- WORK TO DO: Omit the pictures, then reproduce every remaining record exactly.

- - - -

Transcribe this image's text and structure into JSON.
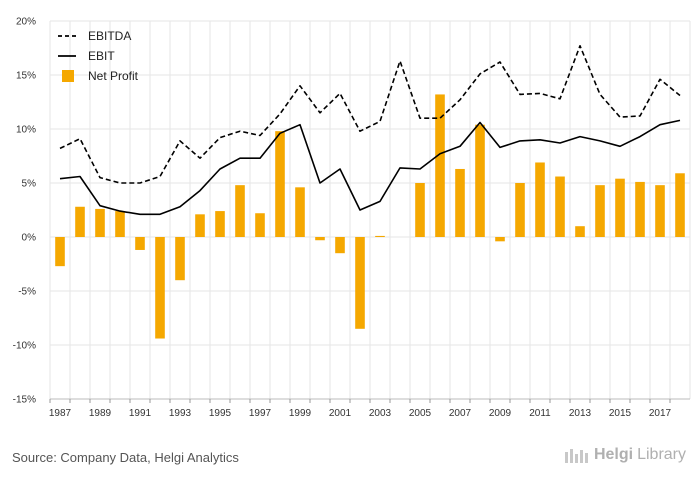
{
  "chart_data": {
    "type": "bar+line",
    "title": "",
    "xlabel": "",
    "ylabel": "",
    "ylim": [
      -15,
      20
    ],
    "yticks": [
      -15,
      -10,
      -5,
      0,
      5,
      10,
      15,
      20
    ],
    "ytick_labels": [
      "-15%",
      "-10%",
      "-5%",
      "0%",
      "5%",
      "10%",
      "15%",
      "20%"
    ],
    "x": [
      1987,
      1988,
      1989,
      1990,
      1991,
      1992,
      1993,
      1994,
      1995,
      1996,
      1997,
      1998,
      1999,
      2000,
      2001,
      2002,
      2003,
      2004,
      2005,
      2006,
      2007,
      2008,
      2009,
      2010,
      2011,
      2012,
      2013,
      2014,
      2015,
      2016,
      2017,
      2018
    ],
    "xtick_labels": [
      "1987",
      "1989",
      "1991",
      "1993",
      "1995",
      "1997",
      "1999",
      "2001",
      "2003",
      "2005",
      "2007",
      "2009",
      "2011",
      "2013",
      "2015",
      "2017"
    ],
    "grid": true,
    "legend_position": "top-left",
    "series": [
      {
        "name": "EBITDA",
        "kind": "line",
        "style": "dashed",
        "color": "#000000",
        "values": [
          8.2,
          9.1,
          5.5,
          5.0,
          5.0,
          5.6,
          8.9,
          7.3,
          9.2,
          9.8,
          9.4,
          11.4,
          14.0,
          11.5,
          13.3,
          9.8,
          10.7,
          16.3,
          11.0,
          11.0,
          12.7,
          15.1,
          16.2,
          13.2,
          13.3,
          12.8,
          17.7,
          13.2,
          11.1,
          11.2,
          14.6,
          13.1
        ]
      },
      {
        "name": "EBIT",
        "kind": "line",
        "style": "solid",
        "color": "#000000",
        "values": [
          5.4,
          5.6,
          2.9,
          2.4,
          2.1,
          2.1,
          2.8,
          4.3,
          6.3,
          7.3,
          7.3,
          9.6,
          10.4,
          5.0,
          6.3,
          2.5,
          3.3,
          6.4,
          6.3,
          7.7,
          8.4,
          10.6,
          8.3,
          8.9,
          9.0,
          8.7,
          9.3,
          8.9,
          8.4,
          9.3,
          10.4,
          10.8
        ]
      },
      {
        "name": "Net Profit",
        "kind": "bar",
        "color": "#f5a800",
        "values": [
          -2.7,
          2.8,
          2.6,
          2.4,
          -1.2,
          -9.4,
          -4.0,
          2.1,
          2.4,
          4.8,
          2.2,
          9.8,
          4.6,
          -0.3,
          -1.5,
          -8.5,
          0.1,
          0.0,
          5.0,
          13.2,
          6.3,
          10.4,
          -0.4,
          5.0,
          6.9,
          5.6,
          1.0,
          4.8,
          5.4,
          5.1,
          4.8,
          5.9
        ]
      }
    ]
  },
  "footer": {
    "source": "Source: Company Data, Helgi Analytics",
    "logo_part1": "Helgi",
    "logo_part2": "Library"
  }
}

- - - -

- THE COMPLETED TASK:
Transcribe this image's text and structure into JSON.
{
  "chart_data": {
    "type": "bar+line",
    "title": "",
    "xlabel": "",
    "ylabel": "",
    "ylim": [
      -15,
      20
    ],
    "yticks": [
      -15,
      -10,
      -5,
      0,
      5,
      10,
      15,
      20
    ],
    "ytick_labels": [
      "-15%",
      "-10%",
      "-5%",
      "0%",
      "5%",
      "10%",
      "15%",
      "20%"
    ],
    "x": [
      1987,
      1988,
      1989,
      1990,
      1991,
      1992,
      1993,
      1994,
      1995,
      1996,
      1997,
      1998,
      1999,
      2000,
      2001,
      2002,
      2003,
      2004,
      2005,
      2006,
      2007,
      2008,
      2009,
      2010,
      2011,
      2012,
      2013,
      2014,
      2015,
      2016,
      2017,
      2018
    ],
    "xtick_labels": [
      "1987",
      "1989",
      "1991",
      "1993",
      "1995",
      "1997",
      "1999",
      "2001",
      "2003",
      "2005",
      "2007",
      "2009",
      "2011",
      "2013",
      "2015",
      "2017"
    ],
    "grid": true,
    "legend_position": "top-left",
    "series": [
      {
        "name": "EBITDA",
        "kind": "line",
        "style": "dashed",
        "color": "#000000",
        "values": [
          8.2,
          9.1,
          5.5,
          5.0,
          5.0,
          5.6,
          8.9,
          7.3,
          9.2,
          9.8,
          9.4,
          11.4,
          14.0,
          11.5,
          13.3,
          9.8,
          10.7,
          16.3,
          11.0,
          11.0,
          12.7,
          15.1,
          16.2,
          13.2,
          13.3,
          12.8,
          17.7,
          13.2,
          11.1,
          11.2,
          14.6,
          13.1
        ]
      },
      {
        "name": "EBIT",
        "kind": "line",
        "style": "solid",
        "color": "#000000",
        "values": [
          5.4,
          5.6,
          2.9,
          2.4,
          2.1,
          2.1,
          2.8,
          4.3,
          6.3,
          7.3,
          7.3,
          9.6,
          10.4,
          5.0,
          6.3,
          2.5,
          3.3,
          6.4,
          6.3,
          7.7,
          8.4,
          10.6,
          8.3,
          8.9,
          9.0,
          8.7,
          9.3,
          8.9,
          8.4,
          9.3,
          10.4,
          10.8
        ]
      },
      {
        "name": "Net Profit",
        "kind": "bar",
        "color": "#f5a800",
        "values": [
          -2.7,
          2.8,
          2.6,
          2.4,
          -1.2,
          -9.4,
          -4.0,
          2.1,
          2.4,
          4.8,
          2.2,
          9.8,
          4.6,
          -0.3,
          -1.5,
          -8.5,
          0.1,
          0.0,
          5.0,
          13.2,
          6.3,
          10.4,
          -0.4,
          5.0,
          6.9,
          5.6,
          1.0,
          4.8,
          5.4,
          5.1,
          4.8,
          5.9
        ]
      }
    ]
  },
  "footer": {
    "source": "Source: Company Data, Helgi Analytics",
    "logo_part1": "Helgi",
    "logo_part2": "Library"
  }
}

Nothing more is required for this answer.